Copy all of the material word for word, except for the pictures.

[START OF DATA PROVIDED]

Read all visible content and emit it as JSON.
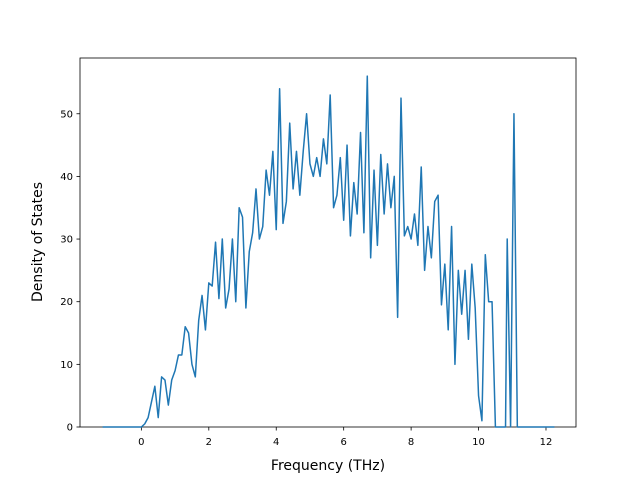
{
  "chart_data": {
    "type": "line",
    "x_label": "Frequency (THz)",
    "y_label": "Density of States",
    "x": [
      -1.15,
      0,
      0.1,
      0.2,
      0.3,
      0.4,
      0.5,
      0.6,
      0.7,
      0.8,
      0.9,
      1,
      1.1,
      1.2,
      1.3,
      1.4,
      1.5,
      1.6,
      1.7,
      1.8,
      1.9,
      2,
      2.1,
      2.2,
      2.3,
      2.4,
      2.5,
      2.6,
      2.7,
      2.8,
      2.9,
      3,
      3.1,
      3.2,
      3.3,
      3.4,
      3.5,
      3.6,
      3.7,
      3.8,
      3.9,
      4,
      4.1,
      4.2,
      4.3,
      4.4,
      4.5,
      4.6,
      4.7,
      4.8,
      4.9,
      5,
      5.1,
      5.2,
      5.3,
      5.4,
      5.5,
      5.6,
      5.7,
      5.8,
      5.9,
      6,
      6.1,
      6.2,
      6.3,
      6.4,
      6.5,
      6.6,
      6.7,
      6.8,
      6.9,
      7,
      7.1,
      7.2,
      7.3,
      7.4,
      7.5,
      7.6,
      7.7,
      7.8,
      7.9,
      8,
      8.1,
      8.2,
      8.3,
      8.4,
      8.5,
      8.6,
      8.7,
      8.8,
      8.9,
      9,
      9.1,
      9.2,
      9.3,
      9.4,
      9.5,
      9.6,
      9.7,
      9.8,
      9.9,
      10,
      10.1,
      10.2,
      10.3,
      10.4,
      10.5,
      10.8,
      10.85,
      10.95,
      11.05,
      11.15,
      12.25
    ],
    "series": [
      {
        "color": "#1f77b4",
        "values": [
          0,
          0,
          0.5,
          1.5,
          4,
          6.5,
          1.5,
          8,
          7.5,
          3.5,
          7.5,
          9,
          11.5,
          11.5,
          16,
          15,
          10,
          8,
          17,
          21,
          15.5,
          23,
          22.5,
          29.5,
          20.5,
          30,
          19,
          22,
          30,
          20,
          35,
          33.5,
          19,
          28,
          31,
          38,
          30,
          32,
          41,
          37,
          44,
          31.5,
          54,
          32.5,
          36,
          48.5,
          38,
          44,
          37,
          44,
          50,
          42,
          40,
          43,
          40,
          46,
          42,
          53,
          35,
          37,
          43,
          33,
          45,
          30.5,
          39,
          34,
          47,
          31,
          56,
          27,
          41,
          29,
          43.5,
          34,
          42,
          35,
          40,
          17.5,
          52.5,
          30.5,
          32,
          30,
          34,
          29,
          41.5,
          25,
          32,
          27,
          36,
          37,
          19.5,
          26,
          15.5,
          32,
          10,
          25,
          18,
          25,
          14,
          26,
          19,
          5,
          1,
          27.5,
          20,
          20,
          0,
          0,
          30,
          0,
          50,
          0,
          0
        ]
      }
    ],
    "xlim": [
      -1.82,
      12.89
    ],
    "ylim": [
      0,
      58.9
    ],
    "xticks": [
      0,
      2,
      4,
      6,
      8,
      10,
      12
    ],
    "yticks": [
      0,
      10,
      20,
      30,
      40,
      50
    ]
  }
}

[END OF DATA PROVIDED]

**FINAL RESULT:**
Read all visible content and emit it as JSON.
{
  "chart_data": {
    "type": "line",
    "x_label": "Frequency (THz)",
    "y_label": "Density of States",
    "x": [
      -1.15,
      0,
      0.1,
      0.2,
      0.3,
      0.4,
      0.5,
      0.6,
      0.7,
      0.8,
      0.9,
      1,
      1.1,
      1.2,
      1.3,
      1.4,
      1.5,
      1.6,
      1.7,
      1.8,
      1.9,
      2,
      2.1,
      2.2,
      2.3,
      2.4,
      2.5,
      2.6,
      2.7,
      2.8,
      2.9,
      3,
      3.1,
      3.2,
      3.3,
      3.4,
      3.5,
      3.6,
      3.7,
      3.8,
      3.9,
      4,
      4.1,
      4.2,
      4.3,
      4.4,
      4.5,
      4.6,
      4.7,
      4.8,
      4.9,
      5,
      5.1,
      5.2,
      5.3,
      5.4,
      5.5,
      5.6,
      5.7,
      5.8,
      5.9,
      6,
      6.1,
      6.2,
      6.3,
      6.4,
      6.5,
      6.6,
      6.7,
      6.8,
      6.9,
      7,
      7.1,
      7.2,
      7.3,
      7.4,
      7.5,
      7.6,
      7.7,
      7.8,
      7.9,
      8,
      8.1,
      8.2,
      8.3,
      8.4,
      8.5,
      8.6,
      8.7,
      8.8,
      8.9,
      9,
      9.1,
      9.2,
      9.3,
      9.4,
      9.5,
      9.6,
      9.7,
      9.8,
      9.9,
      10,
      10.1,
      10.2,
      10.3,
      10.4,
      10.5,
      10.8,
      10.85,
      10.95,
      11.05,
      11.15,
      12.25
    ],
    "series": [
      {
        "color": "#1f77b4",
        "values": [
          0,
          0,
          0.5,
          1.5,
          4,
          6.5,
          1.5,
          8,
          7.5,
          3.5,
          7.5,
          9,
          11.5,
          11.5,
          16,
          15,
          10,
          8,
          17,
          21,
          15.5,
          23,
          22.5,
          29.5,
          20.5,
          30,
          19,
          22,
          30,
          20,
          35,
          33.5,
          19,
          28,
          31,
          38,
          30,
          32,
          41,
          37,
          44,
          31.5,
          54,
          32.5,
          36,
          48.5,
          38,
          44,
          37,
          44,
          50,
          42,
          40,
          43,
          40,
          46,
          42,
          53,
          35,
          37,
          43,
          33,
          45,
          30.5,
          39,
          34,
          47,
          31,
          56,
          27,
          41,
          29,
          43.5,
          34,
          42,
          35,
          40,
          17.5,
          52.5,
          30.5,
          32,
          30,
          34,
          29,
          41.5,
          25,
          32,
          27,
          36,
          37,
          19.5,
          26,
          15.5,
          32,
          10,
          25,
          18,
          25,
          14,
          26,
          19,
          5,
          1,
          27.5,
          20,
          20,
          0,
          0,
          30,
          0,
          50,
          0,
          0
        ]
      }
    ],
    "xlim": [
      -1.82,
      12.89
    ],
    "ylim": [
      0,
      58.9
    ],
    "xticks": [
      0,
      2,
      4,
      6,
      8,
      10,
      12
    ],
    "yticks": [
      0,
      10,
      20,
      30,
      40,
      50
    ]
  }
}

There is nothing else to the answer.